> TASK DIRECTIONS: Identify the lines that contain the string "Audio" and copy all of them.
++++++
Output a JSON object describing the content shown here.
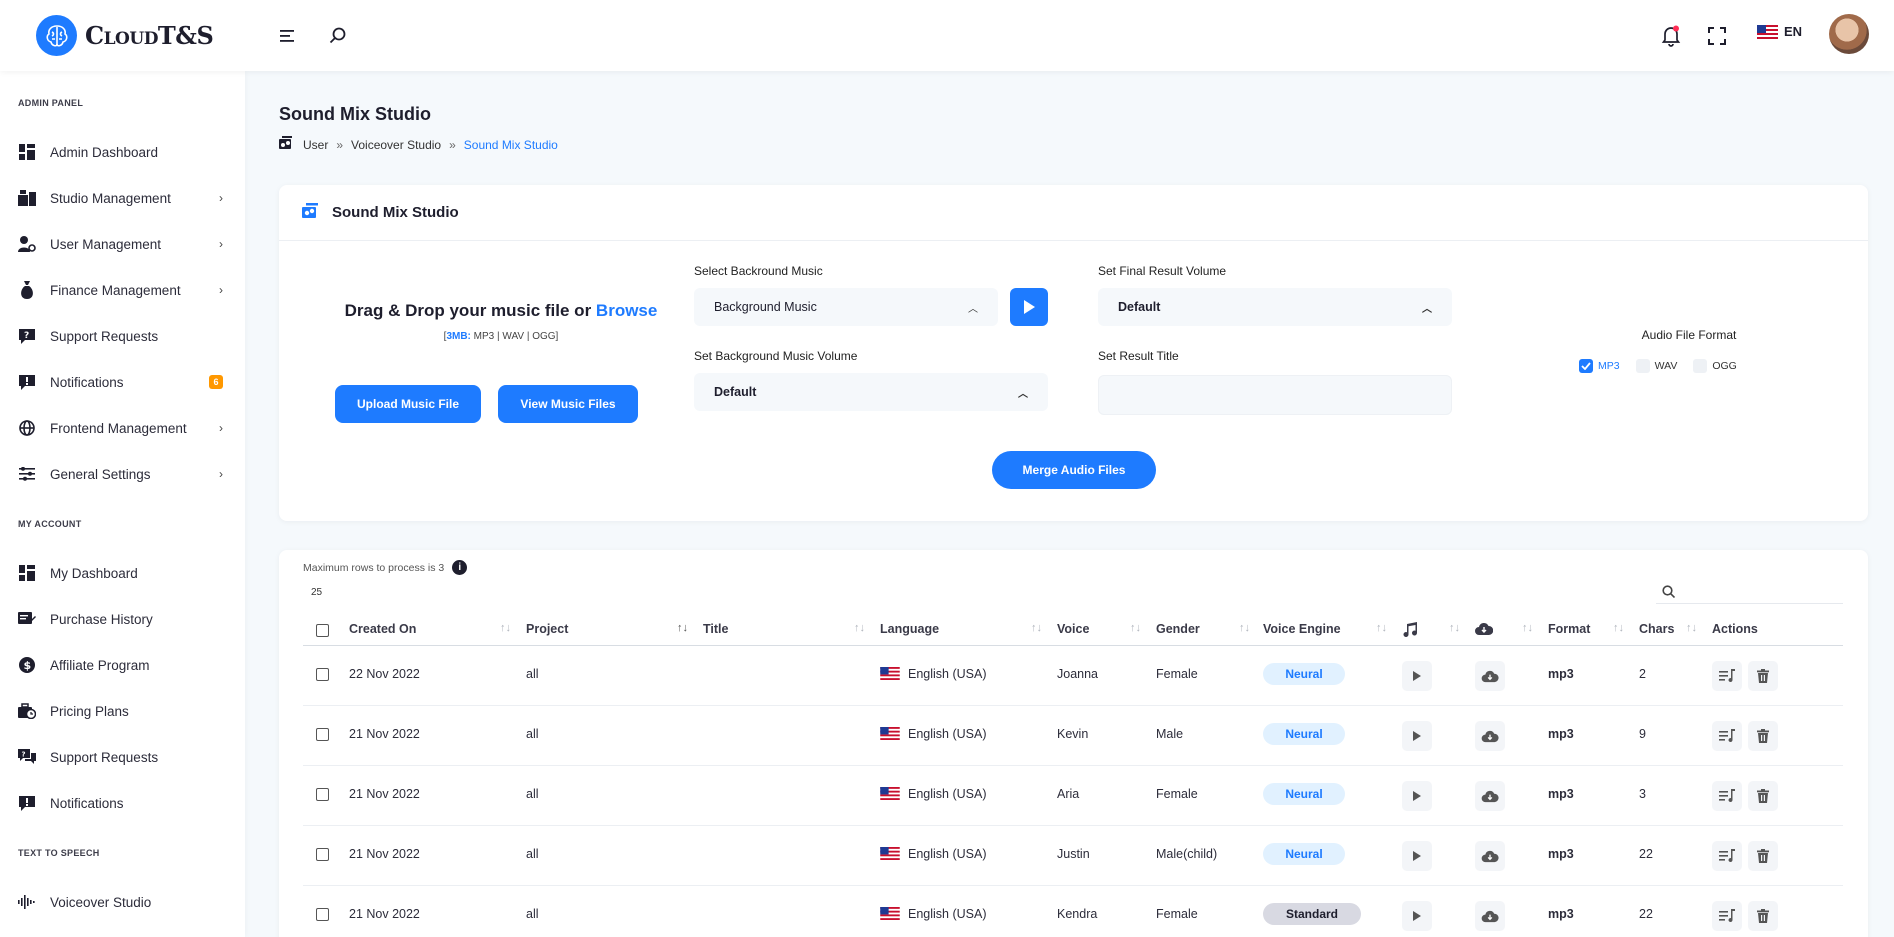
{
  "brand": {
    "name": "CloudT&S"
  },
  "header": {
    "language": "EN"
  },
  "sidebar": {
    "sections": [
      {
        "title": "ADMIN PANEL"
      },
      {
        "title": "MY ACCOUNT"
      },
      {
        "title": "TEXT TO SPEECH"
      }
    ],
    "items": [
      {
        "label": "Admin Dashboard"
      },
      {
        "label": "Studio Management"
      },
      {
        "label": "User Management"
      },
      {
        "label": "Finance Management"
      },
      {
        "label": "Support Requests"
      },
      {
        "label": "Notifications",
        "badge": "6"
      },
      {
        "label": "Frontend Management"
      },
      {
        "label": "General Settings"
      },
      {
        "label": "My Dashboard"
      },
      {
        "label": "Purchase History"
      },
      {
        "label": "Affiliate Program"
      },
      {
        "label": "Pricing Plans"
      },
      {
        "label": "Support Requests"
      },
      {
        "label": "Notifications"
      },
      {
        "label": "Voiceover Studio"
      }
    ]
  },
  "page": {
    "title": "Sound Mix Studio",
    "breadcrumb": [
      "User",
      "Voiceover Studio",
      "Sound Mix Studio"
    ],
    "separator": "»"
  },
  "mixer": {
    "card_title": "Sound Mix Studio",
    "drop_text": "Drag & Drop your music file or",
    "browse": "Browse",
    "limits_prefix": "[",
    "limits_size": "3MB:",
    "limits_rest": " MP3 | WAV | OGG]",
    "upload_button": "Upload Music File",
    "view_button": "View Music Files",
    "bg_music_label": "Select Backround Music",
    "bg_music_value": "Background Music",
    "bg_volume_label": "Set Background Music Volume",
    "bg_volume_value": "Default",
    "final_volume_label": "Set Final Result Volume",
    "final_volume_value": "Default",
    "result_title_label": "Set Result Title",
    "result_title_value": "",
    "format_title": "Audio File Format",
    "formats": [
      {
        "label": "MP3",
        "checked": true
      },
      {
        "label": "WAV",
        "checked": false
      },
      {
        "label": "OGG",
        "checked": false
      }
    ],
    "merge_button": "Merge Audio Files"
  },
  "table": {
    "max_rows": "Maximum rows to process is 3",
    "page_size": "25",
    "columns": [
      "Created On",
      "Project",
      "Title",
      "Language",
      "Voice",
      "Gender",
      "Voice Engine",
      "",
      "",
      "Format",
      "Chars",
      "Actions"
    ],
    "rows": [
      {
        "created": "22 Nov 2022",
        "project": "all",
        "title": "",
        "language": "English (USA)",
        "voice": "Joanna",
        "gender": "Female",
        "engine": "Neural",
        "format": "mp3",
        "chars": "2"
      },
      {
        "created": "21 Nov 2022",
        "project": "all",
        "title": "",
        "language": "English (USA)",
        "voice": "Kevin",
        "gender": "Male",
        "engine": "Neural",
        "format": "mp3",
        "chars": "9"
      },
      {
        "created": "21 Nov 2022",
        "project": "all",
        "title": "",
        "language": "English (USA)",
        "voice": "Aria",
        "gender": "Female",
        "engine": "Neural",
        "format": "mp3",
        "chars": "3"
      },
      {
        "created": "21 Nov 2022",
        "project": "all",
        "title": "",
        "language": "English (USA)",
        "voice": "Justin",
        "gender": "Male(child)",
        "engine": "Neural",
        "format": "mp3",
        "chars": "22"
      },
      {
        "created": "21 Nov 2022",
        "project": "all",
        "title": "",
        "language": "English (USA)",
        "voice": "Kendra",
        "gender": "Female",
        "engine": "Standard",
        "format": "mp3",
        "chars": "22"
      }
    ]
  },
  "colors": {
    "accent": "#1e7bff",
    "badge": "#ff9800",
    "neural_bg": "#e1f1ff",
    "standard_bg": "#d8d9e2"
  }
}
++++++
> REPLY:
    "format_title": "Audio File Format",
    "merge_button": "Merge Audio Files"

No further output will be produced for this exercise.